First, a word or two about the size of my home.  It’s a 3-bed flat, which is quite extravagant in central London, and it’s quite spacious for a 3-bed flat in Central London.  So we’re very grateful for our flat.  Without it, we wouldn’t live here.  That sounds obvious but it’s true.  So please don’t hear the following as a complaint, but rather a reality of our family life.

I think it is fair to say that our home is quite a small space for six people to live in.  I don’t think anyone would rebuke me for finding it crowded – which I do.  I sometimes wonder whether we’re just being completely ridiculous, trying to raise four children in this flat.  I mean, I think my brother’s hallway in Glasgow is bigger than my living room (which also serves as a dining room/craft room/play room/Bible study room/homework room).

I have no laundry room, no second bathroom (master/children’s/guest or other), no mud room, no yarn room.  I only mention these rooms I don’t have because they’re all mentioned in blogs or parenting books I’ve read.  And sometimes it seems hard to apply the priniciples from those blogs/podcasts/books to my own situation, since I don’t have the facilities to which those authors have become accustomed.

» Records supplied
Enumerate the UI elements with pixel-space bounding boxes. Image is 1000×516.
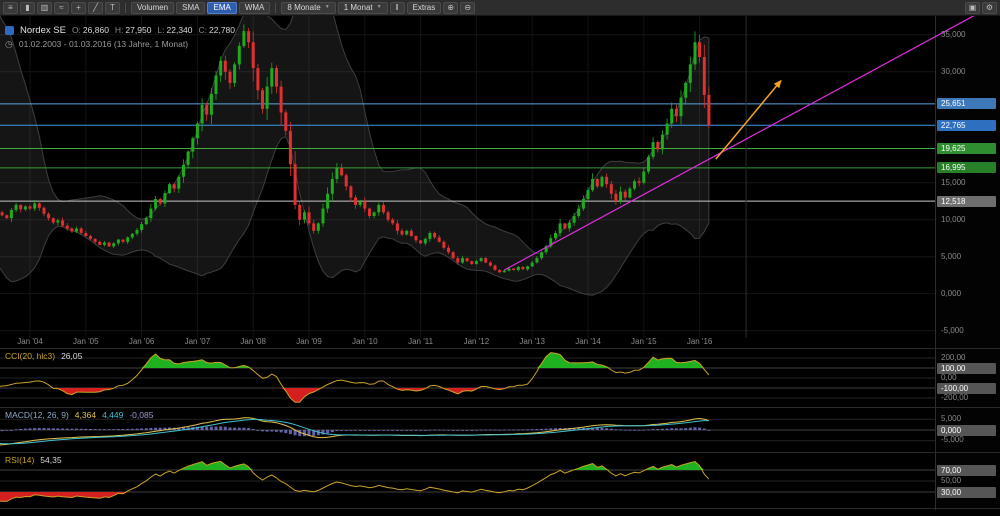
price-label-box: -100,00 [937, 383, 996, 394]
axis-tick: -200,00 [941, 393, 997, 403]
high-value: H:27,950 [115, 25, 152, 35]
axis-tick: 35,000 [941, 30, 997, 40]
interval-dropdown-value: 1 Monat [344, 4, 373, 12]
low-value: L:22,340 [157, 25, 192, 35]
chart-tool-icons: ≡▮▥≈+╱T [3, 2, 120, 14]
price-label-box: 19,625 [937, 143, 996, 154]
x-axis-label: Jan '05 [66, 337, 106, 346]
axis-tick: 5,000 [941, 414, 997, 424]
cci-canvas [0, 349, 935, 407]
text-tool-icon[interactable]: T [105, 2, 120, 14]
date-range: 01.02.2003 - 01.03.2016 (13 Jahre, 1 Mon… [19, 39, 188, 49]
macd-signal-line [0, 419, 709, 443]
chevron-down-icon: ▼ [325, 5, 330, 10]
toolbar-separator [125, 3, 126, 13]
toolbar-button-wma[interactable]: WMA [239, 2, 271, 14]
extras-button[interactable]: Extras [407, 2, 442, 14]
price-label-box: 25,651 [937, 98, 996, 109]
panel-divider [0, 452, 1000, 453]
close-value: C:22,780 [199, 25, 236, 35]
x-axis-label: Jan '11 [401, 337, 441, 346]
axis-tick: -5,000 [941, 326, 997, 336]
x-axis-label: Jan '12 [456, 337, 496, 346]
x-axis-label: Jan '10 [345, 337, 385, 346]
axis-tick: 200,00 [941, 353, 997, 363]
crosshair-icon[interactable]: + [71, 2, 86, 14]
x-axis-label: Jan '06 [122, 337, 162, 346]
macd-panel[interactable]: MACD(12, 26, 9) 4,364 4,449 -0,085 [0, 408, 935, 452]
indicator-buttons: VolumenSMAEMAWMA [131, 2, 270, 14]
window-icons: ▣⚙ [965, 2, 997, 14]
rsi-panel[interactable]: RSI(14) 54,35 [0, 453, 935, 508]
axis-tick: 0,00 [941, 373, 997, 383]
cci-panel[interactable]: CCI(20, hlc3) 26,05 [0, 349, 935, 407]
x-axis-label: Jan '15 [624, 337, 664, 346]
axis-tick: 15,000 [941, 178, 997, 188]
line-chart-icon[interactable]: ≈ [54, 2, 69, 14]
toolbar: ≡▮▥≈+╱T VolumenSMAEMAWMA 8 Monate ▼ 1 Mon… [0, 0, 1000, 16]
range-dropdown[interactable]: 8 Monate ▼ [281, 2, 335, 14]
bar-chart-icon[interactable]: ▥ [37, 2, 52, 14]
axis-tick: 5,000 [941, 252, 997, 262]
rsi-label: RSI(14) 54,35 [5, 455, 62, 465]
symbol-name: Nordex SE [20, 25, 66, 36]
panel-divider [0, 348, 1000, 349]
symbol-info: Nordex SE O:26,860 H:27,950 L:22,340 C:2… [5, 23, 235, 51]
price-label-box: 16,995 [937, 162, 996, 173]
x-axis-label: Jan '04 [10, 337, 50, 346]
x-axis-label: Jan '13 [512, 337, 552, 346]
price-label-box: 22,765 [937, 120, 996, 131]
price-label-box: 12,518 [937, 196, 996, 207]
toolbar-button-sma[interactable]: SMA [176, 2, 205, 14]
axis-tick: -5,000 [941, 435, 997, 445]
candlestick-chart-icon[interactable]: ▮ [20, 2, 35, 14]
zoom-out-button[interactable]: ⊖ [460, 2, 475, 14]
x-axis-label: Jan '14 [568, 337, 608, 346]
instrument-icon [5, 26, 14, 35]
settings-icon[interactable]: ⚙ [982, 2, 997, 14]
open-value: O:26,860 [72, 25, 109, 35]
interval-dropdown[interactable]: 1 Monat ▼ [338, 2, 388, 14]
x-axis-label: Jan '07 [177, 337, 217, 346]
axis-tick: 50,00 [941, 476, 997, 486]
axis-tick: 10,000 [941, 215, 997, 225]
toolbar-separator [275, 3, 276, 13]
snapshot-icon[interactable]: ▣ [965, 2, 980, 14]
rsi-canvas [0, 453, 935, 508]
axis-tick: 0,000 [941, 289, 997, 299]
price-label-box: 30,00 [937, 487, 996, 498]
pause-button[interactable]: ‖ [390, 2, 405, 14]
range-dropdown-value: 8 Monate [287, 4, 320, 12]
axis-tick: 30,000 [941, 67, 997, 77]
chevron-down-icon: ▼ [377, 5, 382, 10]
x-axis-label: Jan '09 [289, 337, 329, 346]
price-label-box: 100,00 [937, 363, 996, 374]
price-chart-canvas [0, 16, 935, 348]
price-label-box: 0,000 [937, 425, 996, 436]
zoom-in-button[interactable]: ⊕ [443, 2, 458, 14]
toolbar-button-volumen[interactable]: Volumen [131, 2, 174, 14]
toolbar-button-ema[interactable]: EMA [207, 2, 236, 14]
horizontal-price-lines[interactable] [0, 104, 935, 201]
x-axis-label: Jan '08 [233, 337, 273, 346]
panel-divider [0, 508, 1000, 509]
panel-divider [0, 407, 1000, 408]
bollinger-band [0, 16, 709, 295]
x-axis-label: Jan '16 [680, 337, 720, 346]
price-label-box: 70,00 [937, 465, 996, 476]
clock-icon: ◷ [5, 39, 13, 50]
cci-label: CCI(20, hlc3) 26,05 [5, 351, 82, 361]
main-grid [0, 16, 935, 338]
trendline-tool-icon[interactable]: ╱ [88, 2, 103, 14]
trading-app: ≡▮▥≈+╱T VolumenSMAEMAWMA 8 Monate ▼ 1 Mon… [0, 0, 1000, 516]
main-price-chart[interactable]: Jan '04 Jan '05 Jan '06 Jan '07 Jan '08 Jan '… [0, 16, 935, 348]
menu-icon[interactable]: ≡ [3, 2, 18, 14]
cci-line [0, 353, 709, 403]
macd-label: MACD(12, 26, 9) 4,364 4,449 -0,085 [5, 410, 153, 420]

--

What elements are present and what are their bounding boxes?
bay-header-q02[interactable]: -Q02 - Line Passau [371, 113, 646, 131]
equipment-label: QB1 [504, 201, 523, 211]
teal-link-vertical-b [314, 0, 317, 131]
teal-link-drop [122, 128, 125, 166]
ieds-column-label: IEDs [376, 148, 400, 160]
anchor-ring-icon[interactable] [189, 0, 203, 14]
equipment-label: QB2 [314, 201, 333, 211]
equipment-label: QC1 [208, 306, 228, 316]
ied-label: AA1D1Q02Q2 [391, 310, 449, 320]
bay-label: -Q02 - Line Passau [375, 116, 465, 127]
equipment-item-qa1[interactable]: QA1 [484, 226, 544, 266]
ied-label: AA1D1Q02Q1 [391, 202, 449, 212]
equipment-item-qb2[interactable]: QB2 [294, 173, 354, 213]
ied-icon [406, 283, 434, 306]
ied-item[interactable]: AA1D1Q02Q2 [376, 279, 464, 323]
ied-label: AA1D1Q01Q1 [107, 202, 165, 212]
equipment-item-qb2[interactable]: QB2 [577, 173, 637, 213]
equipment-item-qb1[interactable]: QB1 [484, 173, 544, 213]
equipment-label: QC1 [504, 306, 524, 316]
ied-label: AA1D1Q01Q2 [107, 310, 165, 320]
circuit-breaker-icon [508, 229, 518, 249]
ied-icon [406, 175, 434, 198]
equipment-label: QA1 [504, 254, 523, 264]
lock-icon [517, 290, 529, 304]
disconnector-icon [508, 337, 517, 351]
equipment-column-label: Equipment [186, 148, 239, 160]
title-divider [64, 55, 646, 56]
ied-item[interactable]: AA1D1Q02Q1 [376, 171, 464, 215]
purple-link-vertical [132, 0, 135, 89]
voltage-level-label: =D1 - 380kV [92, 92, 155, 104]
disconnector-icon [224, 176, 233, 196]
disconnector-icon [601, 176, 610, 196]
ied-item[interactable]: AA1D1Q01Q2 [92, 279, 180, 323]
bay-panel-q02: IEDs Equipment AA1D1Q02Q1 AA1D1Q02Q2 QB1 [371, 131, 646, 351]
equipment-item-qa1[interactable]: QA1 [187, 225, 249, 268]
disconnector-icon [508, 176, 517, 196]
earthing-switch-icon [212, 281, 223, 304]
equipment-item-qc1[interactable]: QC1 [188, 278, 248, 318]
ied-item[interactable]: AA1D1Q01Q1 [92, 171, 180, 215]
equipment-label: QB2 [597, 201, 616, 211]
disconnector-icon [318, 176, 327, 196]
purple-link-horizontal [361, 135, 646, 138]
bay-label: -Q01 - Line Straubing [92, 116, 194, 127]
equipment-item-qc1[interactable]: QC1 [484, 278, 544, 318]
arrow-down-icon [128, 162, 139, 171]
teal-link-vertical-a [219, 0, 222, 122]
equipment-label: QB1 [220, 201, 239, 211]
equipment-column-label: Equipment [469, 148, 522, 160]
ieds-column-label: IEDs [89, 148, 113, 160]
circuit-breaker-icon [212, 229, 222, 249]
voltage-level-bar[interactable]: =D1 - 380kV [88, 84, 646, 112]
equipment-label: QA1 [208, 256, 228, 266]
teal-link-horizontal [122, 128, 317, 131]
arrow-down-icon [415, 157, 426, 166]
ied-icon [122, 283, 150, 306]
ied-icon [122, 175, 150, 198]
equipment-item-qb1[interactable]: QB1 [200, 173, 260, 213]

» Problems
1 – Shorten the paragraph of the family-flat text that begins "I have no laundry room" while keeping its main facts.
2 – Print the part of the records that opens with the line containing "price-label-box: -100,00 [937, 383, 996, 394]" and closes with the line containing "x-axis-label: Jan '12 [456, 337, 496, 346]", including both of those lines.

» Results for the exercise
1 – The home has no laundry room, no second bathroom of any kind, no mud room and no yarn room. These missing rooms are mentioned only because blogs and parenting books bring them up. Applying the principles from those blogs, podcasts and books can be hard without the facilities their authors are used to.

2 –
price-label-box: -100,00 [937, 383, 996, 394]
axis-tick: -200,00 [941, 393, 997, 403]
high-value: H:27,950 [115, 25, 152, 35]
axis-tick: 35,000 [941, 30, 997, 40]
interval-dropdown-value: 1 Monat [344, 4, 373, 12]
low-value: L:22,340 [157, 25, 192, 35]
chart-tool-icons: ≡▮▥≈+╱T [3, 2, 120, 14]
price-label-box: 19,625 [937, 143, 996, 154]
x-axis-label: Jan '05 [66, 337, 106, 346]
axis-tick: 5,000 [941, 414, 997, 424]
cci-canvas [0, 349, 935, 407]
text-tool-icon[interactable]: T [105, 2, 120, 14]
date-range: 01.02.2003 - 01.03.2016 (13 Jahre, 1 Mon… [19, 39, 188, 49]
macd-signal-line [0, 419, 709, 443]
chevron-down-icon: ▼ [325, 5, 330, 10]
toolbar-separator [125, 3, 126, 13]
toolbar-button-wma[interactable]: WMA [239, 2, 271, 14]
extras-button[interactable]: Extras [407, 2, 442, 14]
price-label-box: 25,651 [937, 98, 996, 109]
panel-divider [0, 452, 1000, 453]
close-value: C:22,780 [199, 25, 236, 35]
x-axis-label: Jan '11 [401, 337, 441, 346]
axis-tick: -5,000 [941, 326, 997, 336]
x-axis-label: Jan '12 [456, 337, 496, 346]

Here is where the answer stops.